» Work to complete
Check the listing below for lines that hold "this". How many are there? Please give only the number.

» Extracted records

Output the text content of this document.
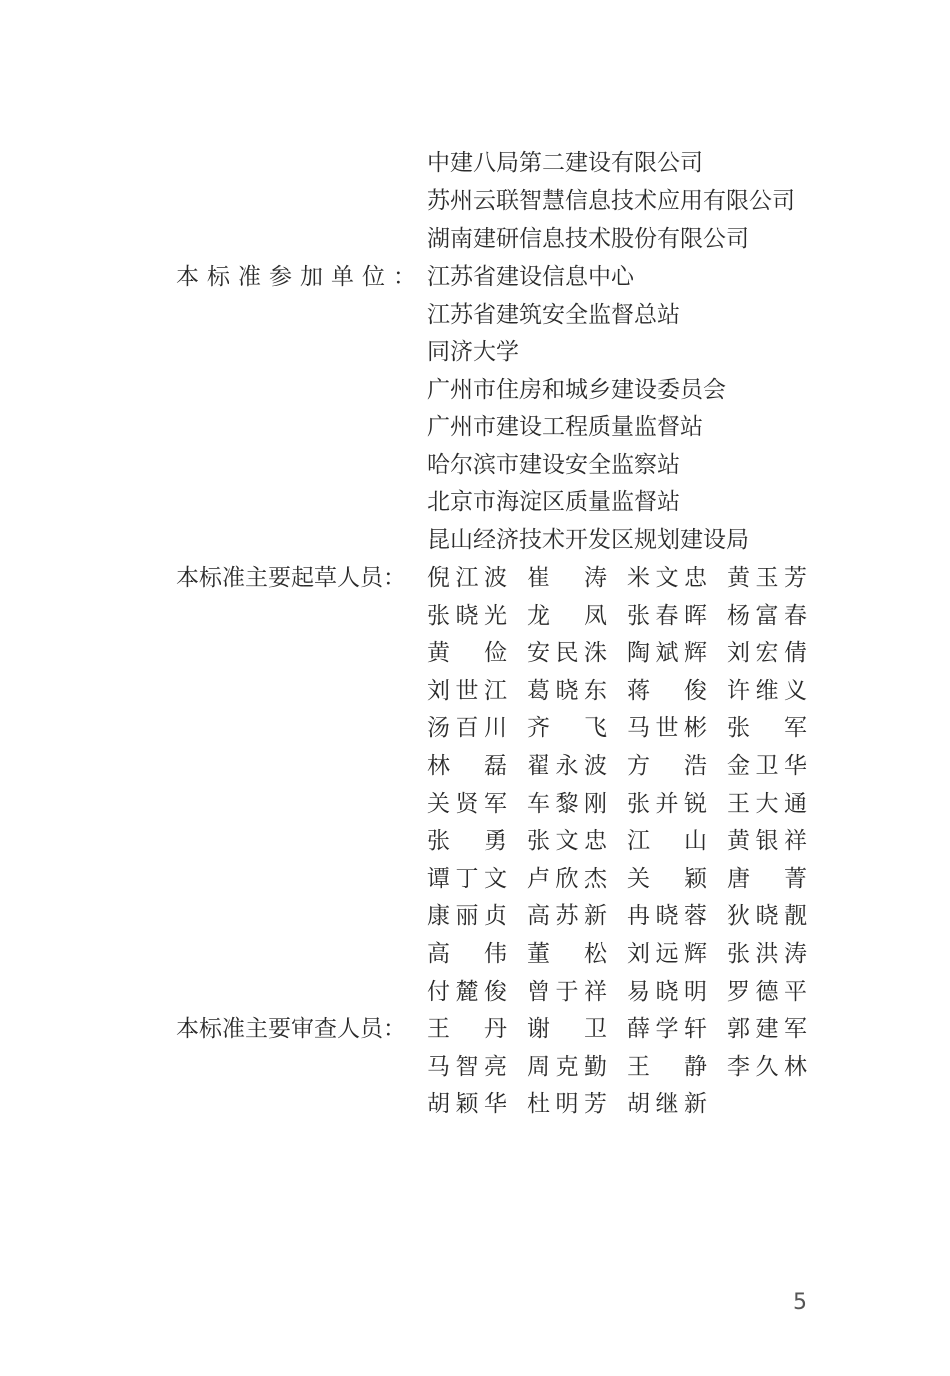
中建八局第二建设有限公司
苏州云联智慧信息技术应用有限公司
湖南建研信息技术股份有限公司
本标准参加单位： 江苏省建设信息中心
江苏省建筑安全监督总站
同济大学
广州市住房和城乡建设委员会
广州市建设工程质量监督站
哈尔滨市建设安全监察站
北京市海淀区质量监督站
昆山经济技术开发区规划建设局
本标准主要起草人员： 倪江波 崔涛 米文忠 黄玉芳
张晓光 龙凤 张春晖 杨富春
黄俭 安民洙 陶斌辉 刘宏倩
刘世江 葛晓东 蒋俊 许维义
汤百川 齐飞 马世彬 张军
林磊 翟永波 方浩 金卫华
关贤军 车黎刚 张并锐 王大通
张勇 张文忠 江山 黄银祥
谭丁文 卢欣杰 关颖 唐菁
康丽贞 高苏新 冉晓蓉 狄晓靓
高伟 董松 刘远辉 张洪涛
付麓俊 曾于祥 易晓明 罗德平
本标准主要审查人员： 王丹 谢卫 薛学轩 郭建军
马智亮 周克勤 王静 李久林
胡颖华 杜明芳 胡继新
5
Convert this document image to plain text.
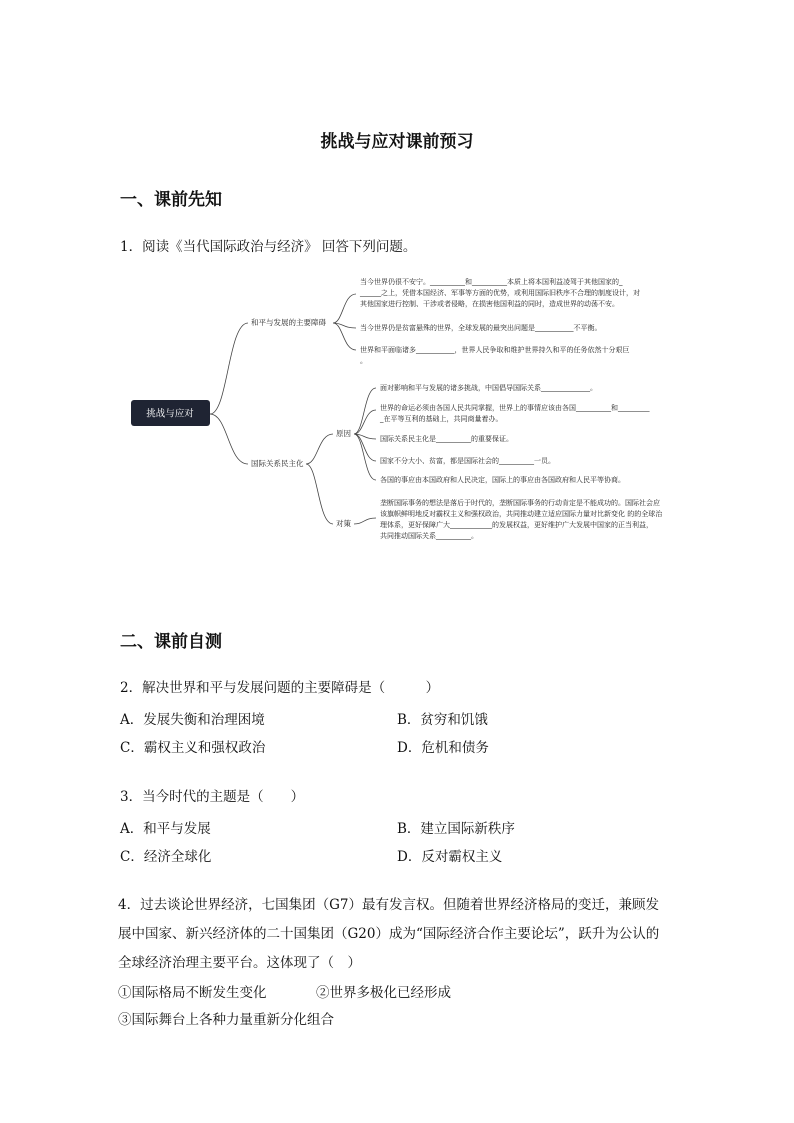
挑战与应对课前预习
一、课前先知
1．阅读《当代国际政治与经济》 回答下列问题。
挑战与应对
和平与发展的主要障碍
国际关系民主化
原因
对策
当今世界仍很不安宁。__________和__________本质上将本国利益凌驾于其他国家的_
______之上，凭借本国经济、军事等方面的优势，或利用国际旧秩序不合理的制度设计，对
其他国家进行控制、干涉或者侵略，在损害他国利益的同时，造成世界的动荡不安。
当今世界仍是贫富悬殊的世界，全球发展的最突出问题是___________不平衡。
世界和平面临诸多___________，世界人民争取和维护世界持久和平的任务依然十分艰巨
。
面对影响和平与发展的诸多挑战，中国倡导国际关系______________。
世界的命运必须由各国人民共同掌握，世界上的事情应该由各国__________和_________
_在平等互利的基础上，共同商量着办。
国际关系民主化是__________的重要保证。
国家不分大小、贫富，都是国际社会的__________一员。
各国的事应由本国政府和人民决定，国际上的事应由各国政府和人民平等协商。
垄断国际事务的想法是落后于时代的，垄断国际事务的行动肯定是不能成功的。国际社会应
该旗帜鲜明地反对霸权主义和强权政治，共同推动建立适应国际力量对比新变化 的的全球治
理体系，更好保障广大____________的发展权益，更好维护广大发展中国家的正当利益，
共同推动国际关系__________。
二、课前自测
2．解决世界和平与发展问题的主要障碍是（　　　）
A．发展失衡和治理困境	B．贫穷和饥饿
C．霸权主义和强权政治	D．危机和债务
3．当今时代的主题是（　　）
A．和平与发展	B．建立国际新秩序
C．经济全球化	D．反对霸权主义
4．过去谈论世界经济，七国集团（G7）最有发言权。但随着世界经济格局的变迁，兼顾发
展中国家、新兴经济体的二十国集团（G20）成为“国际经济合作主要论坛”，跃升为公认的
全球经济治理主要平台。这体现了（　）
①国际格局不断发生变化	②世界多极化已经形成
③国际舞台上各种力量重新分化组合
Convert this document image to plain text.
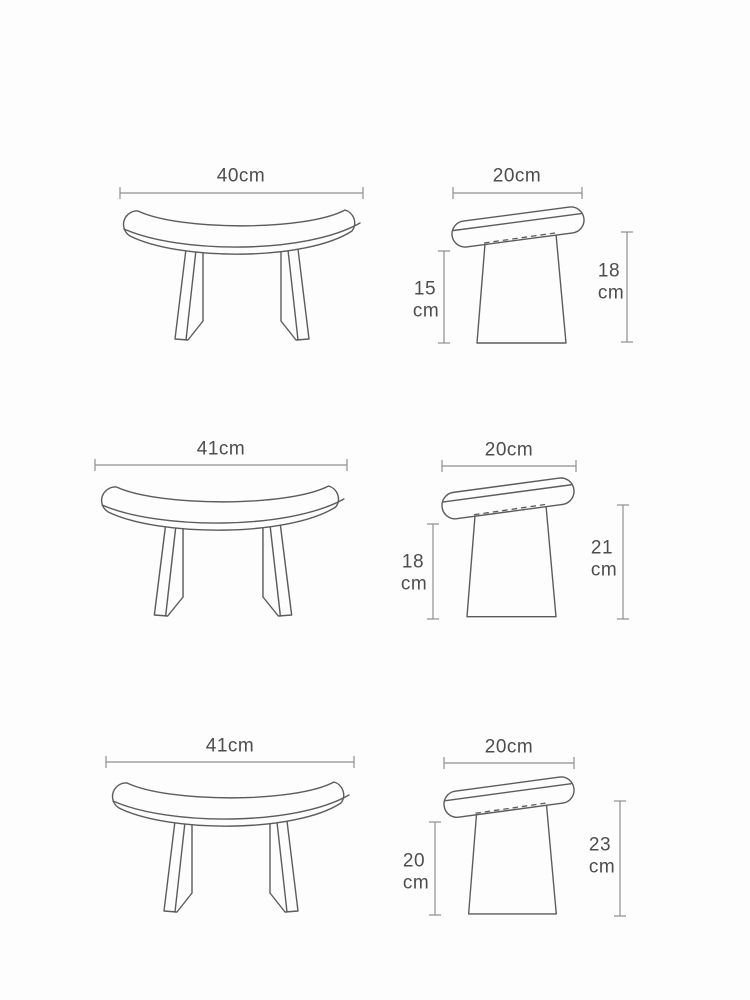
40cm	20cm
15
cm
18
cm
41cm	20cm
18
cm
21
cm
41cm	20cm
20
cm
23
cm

...

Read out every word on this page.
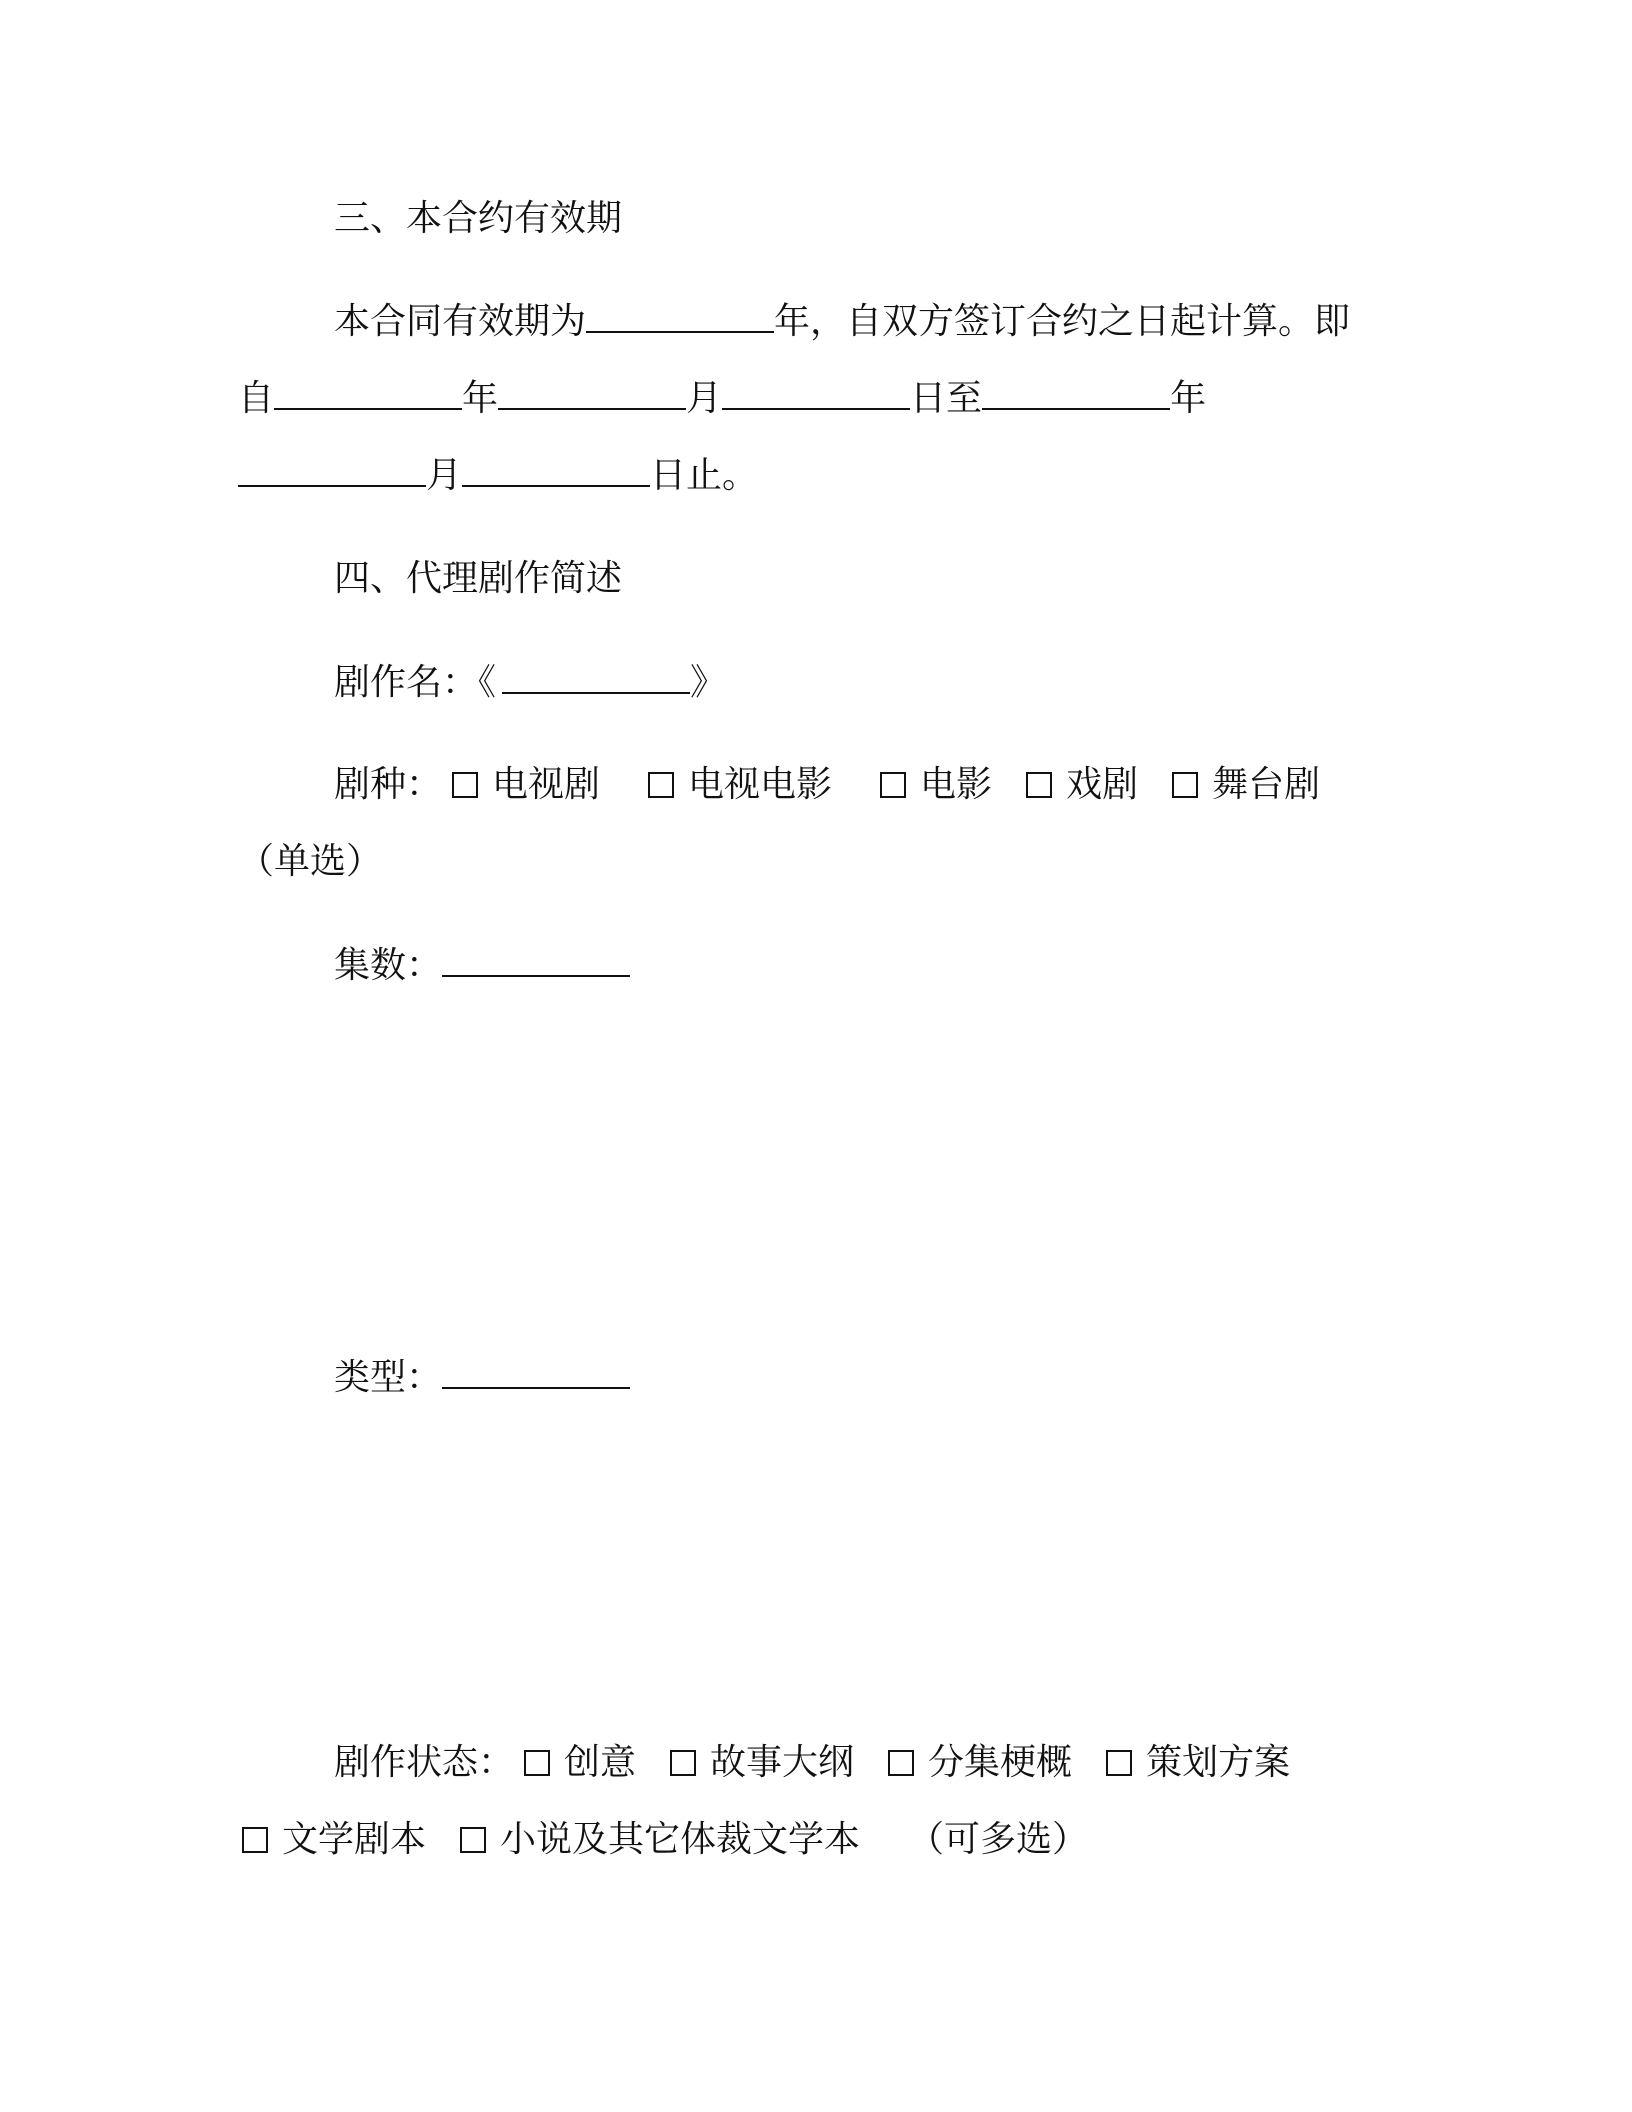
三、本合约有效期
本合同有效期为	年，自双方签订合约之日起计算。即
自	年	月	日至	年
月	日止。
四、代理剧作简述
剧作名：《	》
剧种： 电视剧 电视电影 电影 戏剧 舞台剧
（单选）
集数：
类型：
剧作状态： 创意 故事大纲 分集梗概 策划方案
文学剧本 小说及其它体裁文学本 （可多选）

» Solved exercise
4